TASK> Locate the string "text" in the listing below. Copy every line where it is found.

--- Begin DATA TO USE ---

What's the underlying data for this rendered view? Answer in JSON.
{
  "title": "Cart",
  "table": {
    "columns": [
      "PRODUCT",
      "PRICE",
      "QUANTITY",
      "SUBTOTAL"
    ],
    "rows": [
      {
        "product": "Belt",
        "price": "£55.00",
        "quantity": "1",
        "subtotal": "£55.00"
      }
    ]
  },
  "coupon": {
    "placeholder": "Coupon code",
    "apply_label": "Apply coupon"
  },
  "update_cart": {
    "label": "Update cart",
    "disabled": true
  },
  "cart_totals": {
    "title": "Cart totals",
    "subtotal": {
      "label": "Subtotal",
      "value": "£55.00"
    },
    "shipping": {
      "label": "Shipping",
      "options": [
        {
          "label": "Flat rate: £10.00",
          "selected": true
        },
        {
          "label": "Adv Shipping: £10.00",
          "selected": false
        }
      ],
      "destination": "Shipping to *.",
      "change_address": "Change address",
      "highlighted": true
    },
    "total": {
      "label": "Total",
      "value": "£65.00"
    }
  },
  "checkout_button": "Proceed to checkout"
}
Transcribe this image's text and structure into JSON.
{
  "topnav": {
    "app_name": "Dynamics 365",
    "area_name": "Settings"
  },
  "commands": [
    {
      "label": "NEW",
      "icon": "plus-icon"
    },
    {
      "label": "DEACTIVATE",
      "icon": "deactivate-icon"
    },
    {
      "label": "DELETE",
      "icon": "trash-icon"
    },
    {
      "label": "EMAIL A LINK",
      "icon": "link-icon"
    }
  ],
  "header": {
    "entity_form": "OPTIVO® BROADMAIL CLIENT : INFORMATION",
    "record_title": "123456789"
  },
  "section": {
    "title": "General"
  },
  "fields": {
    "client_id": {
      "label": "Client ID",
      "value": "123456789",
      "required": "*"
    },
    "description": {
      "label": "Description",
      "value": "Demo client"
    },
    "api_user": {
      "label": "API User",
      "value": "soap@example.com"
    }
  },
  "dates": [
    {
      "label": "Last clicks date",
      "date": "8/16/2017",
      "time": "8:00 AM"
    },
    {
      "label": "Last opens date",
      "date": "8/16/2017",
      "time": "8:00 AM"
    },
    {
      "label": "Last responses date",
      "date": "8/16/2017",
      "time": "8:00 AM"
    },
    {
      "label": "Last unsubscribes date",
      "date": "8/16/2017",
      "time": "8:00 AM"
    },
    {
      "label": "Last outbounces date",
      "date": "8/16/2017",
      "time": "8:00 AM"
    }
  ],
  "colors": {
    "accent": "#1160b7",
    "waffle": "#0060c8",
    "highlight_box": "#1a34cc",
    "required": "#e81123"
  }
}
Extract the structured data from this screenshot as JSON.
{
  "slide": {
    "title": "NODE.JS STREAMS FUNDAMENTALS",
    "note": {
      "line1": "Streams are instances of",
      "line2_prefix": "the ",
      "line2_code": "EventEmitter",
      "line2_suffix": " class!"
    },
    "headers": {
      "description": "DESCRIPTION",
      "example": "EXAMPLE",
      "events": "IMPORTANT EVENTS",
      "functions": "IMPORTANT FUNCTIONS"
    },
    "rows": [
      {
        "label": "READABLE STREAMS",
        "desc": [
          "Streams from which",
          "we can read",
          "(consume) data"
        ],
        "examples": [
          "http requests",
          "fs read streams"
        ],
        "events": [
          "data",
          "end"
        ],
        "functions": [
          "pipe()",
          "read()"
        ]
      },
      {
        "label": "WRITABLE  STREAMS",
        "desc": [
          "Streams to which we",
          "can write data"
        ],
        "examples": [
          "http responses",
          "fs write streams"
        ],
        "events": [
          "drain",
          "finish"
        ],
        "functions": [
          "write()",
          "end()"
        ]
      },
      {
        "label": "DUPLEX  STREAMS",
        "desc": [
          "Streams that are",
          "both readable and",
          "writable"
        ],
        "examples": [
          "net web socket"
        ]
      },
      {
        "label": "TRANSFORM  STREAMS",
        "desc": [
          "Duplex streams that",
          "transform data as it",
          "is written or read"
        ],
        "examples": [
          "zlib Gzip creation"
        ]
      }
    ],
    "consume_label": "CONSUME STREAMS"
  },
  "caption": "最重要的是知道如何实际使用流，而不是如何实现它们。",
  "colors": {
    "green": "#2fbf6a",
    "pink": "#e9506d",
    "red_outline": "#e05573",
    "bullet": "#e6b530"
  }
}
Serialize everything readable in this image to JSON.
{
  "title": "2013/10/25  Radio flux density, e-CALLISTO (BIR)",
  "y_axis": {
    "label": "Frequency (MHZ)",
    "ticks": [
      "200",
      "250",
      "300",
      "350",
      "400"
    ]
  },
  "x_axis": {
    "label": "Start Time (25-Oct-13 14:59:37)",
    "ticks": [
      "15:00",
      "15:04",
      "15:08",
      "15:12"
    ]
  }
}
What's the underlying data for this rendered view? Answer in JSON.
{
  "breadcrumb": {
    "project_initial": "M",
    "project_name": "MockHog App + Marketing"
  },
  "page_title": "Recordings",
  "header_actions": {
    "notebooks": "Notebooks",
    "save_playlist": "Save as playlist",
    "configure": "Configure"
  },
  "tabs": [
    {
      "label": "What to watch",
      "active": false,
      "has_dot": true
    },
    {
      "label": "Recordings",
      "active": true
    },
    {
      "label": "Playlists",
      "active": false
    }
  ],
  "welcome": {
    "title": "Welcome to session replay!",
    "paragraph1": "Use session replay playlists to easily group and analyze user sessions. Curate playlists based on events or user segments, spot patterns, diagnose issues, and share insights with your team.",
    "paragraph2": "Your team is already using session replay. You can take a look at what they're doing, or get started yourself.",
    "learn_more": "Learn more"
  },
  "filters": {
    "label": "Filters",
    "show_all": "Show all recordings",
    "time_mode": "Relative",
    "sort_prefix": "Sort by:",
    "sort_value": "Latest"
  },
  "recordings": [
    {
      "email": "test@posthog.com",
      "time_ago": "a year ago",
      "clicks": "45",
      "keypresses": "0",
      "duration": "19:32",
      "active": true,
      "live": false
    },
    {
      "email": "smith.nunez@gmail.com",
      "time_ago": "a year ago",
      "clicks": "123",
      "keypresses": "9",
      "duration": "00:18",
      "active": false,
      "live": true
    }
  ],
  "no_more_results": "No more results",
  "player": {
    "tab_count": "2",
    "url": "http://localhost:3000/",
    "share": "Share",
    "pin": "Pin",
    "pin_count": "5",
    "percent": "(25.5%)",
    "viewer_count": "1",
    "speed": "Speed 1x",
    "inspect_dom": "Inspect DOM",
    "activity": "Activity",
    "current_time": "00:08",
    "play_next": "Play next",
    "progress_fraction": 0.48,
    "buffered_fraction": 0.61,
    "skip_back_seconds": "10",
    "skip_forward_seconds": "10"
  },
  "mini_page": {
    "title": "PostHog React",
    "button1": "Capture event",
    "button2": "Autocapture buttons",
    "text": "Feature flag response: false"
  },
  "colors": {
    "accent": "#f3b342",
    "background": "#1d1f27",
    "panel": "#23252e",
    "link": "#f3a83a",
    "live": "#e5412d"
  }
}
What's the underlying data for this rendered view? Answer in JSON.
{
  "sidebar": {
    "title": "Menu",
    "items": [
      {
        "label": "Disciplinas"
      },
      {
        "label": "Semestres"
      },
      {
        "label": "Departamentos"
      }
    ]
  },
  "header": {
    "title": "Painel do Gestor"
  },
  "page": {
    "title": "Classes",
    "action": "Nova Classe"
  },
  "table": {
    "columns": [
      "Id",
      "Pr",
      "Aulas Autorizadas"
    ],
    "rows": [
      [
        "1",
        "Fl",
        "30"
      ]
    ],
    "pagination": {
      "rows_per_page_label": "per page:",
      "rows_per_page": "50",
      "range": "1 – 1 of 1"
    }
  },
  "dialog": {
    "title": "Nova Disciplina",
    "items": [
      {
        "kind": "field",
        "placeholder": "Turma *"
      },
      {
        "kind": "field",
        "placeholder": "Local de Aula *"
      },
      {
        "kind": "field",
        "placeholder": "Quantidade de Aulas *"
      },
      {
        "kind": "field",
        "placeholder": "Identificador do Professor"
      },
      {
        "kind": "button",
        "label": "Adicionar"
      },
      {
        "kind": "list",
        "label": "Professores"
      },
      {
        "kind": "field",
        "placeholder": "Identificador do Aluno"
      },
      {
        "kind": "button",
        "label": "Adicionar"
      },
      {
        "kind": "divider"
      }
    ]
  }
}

--- End DATA TO USE ---

OUTPUT FOR THIS TASK>
Transcribe this image's text and structure into JSON.
    "text": "Feature flag response: false"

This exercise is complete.